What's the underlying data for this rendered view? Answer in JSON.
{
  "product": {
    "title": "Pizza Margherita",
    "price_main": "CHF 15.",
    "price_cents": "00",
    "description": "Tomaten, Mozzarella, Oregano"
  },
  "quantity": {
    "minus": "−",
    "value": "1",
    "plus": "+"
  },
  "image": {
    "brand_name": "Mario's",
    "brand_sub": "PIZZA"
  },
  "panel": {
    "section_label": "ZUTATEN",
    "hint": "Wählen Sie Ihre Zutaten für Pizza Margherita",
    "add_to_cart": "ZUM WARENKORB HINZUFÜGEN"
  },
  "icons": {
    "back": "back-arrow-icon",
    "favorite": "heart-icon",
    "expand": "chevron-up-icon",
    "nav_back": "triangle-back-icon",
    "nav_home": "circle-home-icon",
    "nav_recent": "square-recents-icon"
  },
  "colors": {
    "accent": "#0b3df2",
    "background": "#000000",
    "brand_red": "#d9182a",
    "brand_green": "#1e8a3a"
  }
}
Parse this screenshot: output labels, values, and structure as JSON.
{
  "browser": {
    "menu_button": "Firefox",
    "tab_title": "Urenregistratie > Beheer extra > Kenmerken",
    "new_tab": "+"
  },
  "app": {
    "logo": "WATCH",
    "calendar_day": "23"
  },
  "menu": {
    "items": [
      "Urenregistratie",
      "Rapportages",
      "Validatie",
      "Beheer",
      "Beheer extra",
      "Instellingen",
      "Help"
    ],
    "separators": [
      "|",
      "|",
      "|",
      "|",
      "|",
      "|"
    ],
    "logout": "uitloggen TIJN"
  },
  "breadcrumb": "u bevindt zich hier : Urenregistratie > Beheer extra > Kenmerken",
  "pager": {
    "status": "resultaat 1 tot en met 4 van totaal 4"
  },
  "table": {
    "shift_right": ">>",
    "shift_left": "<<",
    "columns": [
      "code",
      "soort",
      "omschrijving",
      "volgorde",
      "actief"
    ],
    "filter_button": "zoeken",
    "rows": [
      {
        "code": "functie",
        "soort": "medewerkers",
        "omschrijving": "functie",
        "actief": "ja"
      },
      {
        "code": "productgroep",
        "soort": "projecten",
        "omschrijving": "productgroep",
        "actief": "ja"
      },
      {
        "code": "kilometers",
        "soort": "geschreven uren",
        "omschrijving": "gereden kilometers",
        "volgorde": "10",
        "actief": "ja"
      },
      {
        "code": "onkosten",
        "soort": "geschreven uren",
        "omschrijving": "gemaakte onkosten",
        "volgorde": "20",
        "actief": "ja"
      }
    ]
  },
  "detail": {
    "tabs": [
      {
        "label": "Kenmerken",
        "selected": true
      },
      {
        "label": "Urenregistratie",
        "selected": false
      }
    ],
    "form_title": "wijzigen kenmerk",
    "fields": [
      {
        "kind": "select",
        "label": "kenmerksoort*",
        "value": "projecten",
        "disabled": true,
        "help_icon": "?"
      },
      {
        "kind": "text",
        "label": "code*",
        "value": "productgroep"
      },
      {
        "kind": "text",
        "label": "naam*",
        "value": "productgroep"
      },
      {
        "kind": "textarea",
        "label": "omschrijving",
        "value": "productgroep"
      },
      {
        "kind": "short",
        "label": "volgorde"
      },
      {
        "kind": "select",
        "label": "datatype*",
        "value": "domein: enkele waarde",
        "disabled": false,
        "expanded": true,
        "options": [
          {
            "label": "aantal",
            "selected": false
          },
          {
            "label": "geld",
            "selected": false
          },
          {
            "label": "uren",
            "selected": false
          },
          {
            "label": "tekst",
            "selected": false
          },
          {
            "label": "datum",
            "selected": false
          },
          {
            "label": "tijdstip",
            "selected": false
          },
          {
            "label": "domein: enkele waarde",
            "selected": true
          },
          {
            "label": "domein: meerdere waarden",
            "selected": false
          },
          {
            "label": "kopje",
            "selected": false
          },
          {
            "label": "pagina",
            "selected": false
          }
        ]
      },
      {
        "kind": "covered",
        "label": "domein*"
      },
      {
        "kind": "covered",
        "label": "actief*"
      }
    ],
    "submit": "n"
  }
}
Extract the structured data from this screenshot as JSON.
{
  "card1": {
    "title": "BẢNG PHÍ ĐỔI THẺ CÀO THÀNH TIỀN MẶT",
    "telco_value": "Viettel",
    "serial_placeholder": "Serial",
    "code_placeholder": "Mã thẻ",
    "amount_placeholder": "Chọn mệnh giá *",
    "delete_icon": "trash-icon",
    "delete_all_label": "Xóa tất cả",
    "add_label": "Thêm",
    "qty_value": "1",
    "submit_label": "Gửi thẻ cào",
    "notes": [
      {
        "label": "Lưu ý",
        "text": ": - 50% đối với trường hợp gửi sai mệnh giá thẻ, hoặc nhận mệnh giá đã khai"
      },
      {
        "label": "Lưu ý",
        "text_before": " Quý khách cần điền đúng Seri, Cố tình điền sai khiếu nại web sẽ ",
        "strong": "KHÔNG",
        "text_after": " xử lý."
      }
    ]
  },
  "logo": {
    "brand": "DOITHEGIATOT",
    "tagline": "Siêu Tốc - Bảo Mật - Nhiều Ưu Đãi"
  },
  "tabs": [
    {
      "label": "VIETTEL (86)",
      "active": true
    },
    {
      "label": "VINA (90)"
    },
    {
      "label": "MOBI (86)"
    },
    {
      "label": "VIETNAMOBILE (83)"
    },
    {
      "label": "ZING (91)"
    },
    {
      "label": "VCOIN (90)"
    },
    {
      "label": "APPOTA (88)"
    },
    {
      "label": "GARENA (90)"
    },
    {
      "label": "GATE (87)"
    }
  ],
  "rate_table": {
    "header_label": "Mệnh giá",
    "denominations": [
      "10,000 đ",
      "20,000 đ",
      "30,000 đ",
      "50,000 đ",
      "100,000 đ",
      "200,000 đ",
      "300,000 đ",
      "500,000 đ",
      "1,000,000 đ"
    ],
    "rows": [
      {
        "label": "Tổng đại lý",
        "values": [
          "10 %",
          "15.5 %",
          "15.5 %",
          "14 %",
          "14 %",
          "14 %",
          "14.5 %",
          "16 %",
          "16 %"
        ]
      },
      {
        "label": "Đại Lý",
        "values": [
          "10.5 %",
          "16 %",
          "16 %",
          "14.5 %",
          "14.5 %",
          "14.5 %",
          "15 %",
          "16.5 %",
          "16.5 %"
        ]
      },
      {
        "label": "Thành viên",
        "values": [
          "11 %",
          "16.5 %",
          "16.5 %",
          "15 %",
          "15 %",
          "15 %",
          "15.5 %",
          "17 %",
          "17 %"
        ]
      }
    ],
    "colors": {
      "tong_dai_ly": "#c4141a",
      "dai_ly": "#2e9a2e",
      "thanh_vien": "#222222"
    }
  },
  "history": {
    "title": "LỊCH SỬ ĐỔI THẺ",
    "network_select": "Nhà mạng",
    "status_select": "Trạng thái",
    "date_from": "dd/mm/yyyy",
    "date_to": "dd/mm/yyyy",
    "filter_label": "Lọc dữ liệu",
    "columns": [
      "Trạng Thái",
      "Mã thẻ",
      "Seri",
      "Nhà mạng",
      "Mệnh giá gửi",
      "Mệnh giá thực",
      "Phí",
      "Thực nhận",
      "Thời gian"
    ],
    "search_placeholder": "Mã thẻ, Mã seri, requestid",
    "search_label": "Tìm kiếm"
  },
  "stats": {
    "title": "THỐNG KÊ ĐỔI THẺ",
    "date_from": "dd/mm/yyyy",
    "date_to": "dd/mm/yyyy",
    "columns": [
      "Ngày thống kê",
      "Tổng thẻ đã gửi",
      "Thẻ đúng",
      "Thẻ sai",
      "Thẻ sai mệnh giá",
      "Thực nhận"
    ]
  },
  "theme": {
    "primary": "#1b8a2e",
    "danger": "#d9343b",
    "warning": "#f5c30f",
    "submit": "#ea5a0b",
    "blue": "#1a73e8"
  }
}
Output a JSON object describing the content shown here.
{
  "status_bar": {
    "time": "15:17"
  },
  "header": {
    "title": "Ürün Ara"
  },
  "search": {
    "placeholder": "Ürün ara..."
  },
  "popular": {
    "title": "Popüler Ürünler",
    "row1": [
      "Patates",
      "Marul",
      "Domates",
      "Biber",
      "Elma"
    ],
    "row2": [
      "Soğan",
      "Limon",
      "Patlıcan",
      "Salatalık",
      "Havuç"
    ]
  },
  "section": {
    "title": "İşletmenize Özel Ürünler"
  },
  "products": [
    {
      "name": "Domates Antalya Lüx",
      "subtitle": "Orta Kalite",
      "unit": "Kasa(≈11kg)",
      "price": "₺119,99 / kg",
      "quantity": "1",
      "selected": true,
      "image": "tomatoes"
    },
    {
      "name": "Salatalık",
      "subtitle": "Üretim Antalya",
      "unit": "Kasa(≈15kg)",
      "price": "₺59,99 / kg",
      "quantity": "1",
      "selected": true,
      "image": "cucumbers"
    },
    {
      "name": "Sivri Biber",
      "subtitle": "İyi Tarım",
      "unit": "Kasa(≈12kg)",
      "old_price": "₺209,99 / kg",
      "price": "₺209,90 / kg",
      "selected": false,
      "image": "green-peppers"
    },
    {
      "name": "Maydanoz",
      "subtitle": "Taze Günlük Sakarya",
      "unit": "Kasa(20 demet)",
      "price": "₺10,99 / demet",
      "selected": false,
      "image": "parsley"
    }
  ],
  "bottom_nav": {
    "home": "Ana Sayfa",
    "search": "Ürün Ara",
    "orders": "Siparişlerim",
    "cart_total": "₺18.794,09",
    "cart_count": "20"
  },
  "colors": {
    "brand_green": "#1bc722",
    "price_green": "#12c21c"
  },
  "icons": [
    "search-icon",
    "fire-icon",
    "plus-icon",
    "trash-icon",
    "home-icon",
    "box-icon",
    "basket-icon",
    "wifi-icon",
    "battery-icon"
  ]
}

■ **Task goal**
All lines of the data above that include the word "enkele" must be shown.

■ **Written response**
        "value": "domein: enkele waarde",
            "label": "domein: enkele waarde",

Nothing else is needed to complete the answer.